:: DATA PROVIDED ::
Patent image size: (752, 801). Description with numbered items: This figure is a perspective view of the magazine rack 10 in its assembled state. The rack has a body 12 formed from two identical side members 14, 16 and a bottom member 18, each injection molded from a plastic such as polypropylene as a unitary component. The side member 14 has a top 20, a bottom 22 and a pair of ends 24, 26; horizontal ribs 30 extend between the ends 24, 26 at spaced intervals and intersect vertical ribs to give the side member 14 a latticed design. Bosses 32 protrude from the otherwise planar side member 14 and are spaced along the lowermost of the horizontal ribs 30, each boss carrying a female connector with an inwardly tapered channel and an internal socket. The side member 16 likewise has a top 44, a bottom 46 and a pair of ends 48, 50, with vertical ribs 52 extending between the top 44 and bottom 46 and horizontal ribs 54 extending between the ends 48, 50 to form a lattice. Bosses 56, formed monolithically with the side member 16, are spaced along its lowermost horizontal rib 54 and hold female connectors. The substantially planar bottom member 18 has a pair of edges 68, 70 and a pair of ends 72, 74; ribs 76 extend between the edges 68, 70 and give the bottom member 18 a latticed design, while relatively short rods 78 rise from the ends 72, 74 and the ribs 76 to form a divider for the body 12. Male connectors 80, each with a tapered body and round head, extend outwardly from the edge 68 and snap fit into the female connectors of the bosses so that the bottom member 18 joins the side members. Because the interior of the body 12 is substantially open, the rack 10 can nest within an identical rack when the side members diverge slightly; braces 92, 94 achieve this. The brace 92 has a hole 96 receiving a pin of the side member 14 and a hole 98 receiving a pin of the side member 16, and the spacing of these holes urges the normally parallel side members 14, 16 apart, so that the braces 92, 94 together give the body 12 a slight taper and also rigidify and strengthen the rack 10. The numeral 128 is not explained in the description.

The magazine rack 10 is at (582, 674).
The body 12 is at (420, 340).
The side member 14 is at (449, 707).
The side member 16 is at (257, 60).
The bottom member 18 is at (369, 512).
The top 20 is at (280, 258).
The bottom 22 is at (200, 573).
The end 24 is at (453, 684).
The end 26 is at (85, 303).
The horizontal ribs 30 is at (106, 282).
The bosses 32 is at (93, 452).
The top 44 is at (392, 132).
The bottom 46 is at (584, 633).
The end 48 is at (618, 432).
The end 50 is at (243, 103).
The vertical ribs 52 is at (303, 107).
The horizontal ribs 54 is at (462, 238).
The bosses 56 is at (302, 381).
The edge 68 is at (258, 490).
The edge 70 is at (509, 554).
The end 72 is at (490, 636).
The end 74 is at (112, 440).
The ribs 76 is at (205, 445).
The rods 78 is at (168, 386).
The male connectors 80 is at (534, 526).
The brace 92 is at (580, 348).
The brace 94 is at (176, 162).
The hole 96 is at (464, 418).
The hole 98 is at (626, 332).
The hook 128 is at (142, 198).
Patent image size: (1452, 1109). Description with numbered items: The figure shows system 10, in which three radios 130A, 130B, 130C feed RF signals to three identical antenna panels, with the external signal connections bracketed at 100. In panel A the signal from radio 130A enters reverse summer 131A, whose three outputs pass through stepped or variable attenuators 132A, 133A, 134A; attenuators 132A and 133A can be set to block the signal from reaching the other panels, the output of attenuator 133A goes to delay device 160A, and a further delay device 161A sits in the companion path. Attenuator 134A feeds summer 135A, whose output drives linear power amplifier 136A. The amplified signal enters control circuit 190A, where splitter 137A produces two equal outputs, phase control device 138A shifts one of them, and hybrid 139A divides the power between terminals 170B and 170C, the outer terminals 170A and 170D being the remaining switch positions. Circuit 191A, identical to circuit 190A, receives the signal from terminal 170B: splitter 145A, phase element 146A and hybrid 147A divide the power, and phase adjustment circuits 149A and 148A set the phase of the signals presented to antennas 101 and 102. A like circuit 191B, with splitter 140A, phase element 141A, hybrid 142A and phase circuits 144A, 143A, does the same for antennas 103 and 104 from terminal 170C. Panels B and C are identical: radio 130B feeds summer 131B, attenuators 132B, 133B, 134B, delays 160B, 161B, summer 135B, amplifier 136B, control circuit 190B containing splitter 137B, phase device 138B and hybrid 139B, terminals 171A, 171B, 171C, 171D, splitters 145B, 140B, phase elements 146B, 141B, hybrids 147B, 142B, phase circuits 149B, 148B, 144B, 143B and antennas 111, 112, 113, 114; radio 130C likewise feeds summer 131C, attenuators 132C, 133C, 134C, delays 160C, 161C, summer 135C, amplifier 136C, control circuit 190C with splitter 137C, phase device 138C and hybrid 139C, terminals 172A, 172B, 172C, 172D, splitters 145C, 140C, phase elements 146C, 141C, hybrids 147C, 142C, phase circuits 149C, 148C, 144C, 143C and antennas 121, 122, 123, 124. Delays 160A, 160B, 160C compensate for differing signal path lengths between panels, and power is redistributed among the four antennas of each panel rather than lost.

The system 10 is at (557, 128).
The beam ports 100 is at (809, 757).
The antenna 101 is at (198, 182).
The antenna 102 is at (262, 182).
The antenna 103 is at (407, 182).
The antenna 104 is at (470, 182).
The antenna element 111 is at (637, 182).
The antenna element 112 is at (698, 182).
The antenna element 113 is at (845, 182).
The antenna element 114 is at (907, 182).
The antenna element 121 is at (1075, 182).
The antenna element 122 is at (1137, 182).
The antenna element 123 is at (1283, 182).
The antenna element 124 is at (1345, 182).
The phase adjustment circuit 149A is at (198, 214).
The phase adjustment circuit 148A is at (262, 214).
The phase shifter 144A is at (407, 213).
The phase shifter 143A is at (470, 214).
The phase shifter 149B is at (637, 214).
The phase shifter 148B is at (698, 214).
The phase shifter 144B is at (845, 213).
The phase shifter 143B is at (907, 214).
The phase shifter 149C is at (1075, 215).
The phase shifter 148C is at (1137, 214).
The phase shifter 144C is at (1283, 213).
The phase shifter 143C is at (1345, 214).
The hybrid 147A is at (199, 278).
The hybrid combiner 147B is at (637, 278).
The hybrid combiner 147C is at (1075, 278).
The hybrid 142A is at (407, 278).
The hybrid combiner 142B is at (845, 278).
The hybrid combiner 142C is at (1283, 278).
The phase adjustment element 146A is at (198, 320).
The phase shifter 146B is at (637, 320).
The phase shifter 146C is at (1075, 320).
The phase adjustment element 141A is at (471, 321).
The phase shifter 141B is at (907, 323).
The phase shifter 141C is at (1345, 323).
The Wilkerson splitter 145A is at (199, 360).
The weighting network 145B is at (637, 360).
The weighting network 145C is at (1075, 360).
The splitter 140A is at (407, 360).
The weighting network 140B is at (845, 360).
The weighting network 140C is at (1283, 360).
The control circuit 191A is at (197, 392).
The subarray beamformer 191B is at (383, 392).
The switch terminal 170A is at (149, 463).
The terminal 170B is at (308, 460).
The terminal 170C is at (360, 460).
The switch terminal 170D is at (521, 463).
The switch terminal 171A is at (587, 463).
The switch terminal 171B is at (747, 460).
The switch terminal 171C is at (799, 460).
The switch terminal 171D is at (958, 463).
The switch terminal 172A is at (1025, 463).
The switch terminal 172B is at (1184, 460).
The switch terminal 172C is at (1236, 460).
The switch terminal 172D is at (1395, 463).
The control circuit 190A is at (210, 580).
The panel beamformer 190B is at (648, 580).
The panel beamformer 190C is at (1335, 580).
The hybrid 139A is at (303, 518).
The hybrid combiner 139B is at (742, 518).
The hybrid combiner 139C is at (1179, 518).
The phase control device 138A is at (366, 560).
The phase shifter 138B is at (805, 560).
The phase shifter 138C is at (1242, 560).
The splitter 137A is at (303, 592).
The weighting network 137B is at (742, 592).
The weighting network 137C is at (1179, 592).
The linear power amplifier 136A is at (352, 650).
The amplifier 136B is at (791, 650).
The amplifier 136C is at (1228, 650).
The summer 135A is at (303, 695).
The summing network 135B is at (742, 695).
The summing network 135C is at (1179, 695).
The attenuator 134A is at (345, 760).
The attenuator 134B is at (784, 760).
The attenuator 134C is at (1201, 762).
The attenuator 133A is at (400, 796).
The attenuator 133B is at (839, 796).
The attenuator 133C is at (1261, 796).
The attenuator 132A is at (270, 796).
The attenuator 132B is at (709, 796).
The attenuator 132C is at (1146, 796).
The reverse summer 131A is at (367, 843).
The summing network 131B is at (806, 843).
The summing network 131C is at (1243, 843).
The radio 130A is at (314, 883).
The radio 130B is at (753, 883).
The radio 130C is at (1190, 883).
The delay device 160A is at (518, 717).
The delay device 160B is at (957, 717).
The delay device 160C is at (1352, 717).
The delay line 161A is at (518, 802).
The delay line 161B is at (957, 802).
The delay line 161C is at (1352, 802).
:::
◆ **WHAT IS REQUIRED**:
Repeat the data word for word, from its first line through the line that contains "The side member 16 is at (257, 60).", including that line.

◆ **TASK ANSWER**:
Patent image size: (752, 801). Description with numbered items: This figure is a perspective view of the magazine rack 10 in its assembled state. The rack has a body 12 formed from two identical side members 14, 16 and a bottom member 18, each injection molded from a plastic such as polypropylene as a unitary component. The side member 14 has a top 20, a bottom 22 and a pair of ends 24, 26; horizontal ribs 30 extend between the ends 24, 26 at spaced intervals and intersect vertical ribs to give the side member 14 a latticed design. Bosses 32 protrude from the otherwise planar side member 14 and are spaced along the lowermost of the horizontal ribs 30, each boss carrying a female connector with an inwardly tapered channel and an internal socket. The side member 16 likewise has a top 44, a bottom 46 and a pair of ends 48, 50, with vertical ribs 52 extending between the top 44 and bottom 46 and horizontal ribs 54 extending between the ends 48, 50 to form a lattice. Bosses 56, formed monolithically with the side member 16, are spaced along its lowermost horizontal rib 54 and hold female connectors. The substantially planar bottom member 18 has a pair of edges 68, 70 and a pair of ends 72, 74; ribs 76 extend between the edges 68, 70 and give the bottom member 18 a latticed design, while relatively short rods 78 rise from the ends 72, 74 and the ribs 76 to form a divider for the body 12. Male connectors 80, each with a tapered body and round head, extend outwardly from the edge 68 and snap fit into the female connectors of the bosses so that the bottom member 18 joins the side members. Because the interior of the body 12 is substantially open, the rack 10 can nest within an identical rack when the side members diverge slightly; braces 92, 94 achieve this. The brace 92 has a hole 96 receiving a pin of the side member 14 and a hole 98 receiving a pin of the side member 16, and the spacing of these holes urges the normally parallel side members 14, 16 apart, so that the braces 92, 94 together give the body 12 a slight taper and also rigidify and strengthen the rack 10. The numeral 128 is not explained in the description.

The magazine rack 10 is at (582, 674).
The body 12 is at (420, 340).
The side member 14 is at (449, 707).
The side member 16 is at (257, 60).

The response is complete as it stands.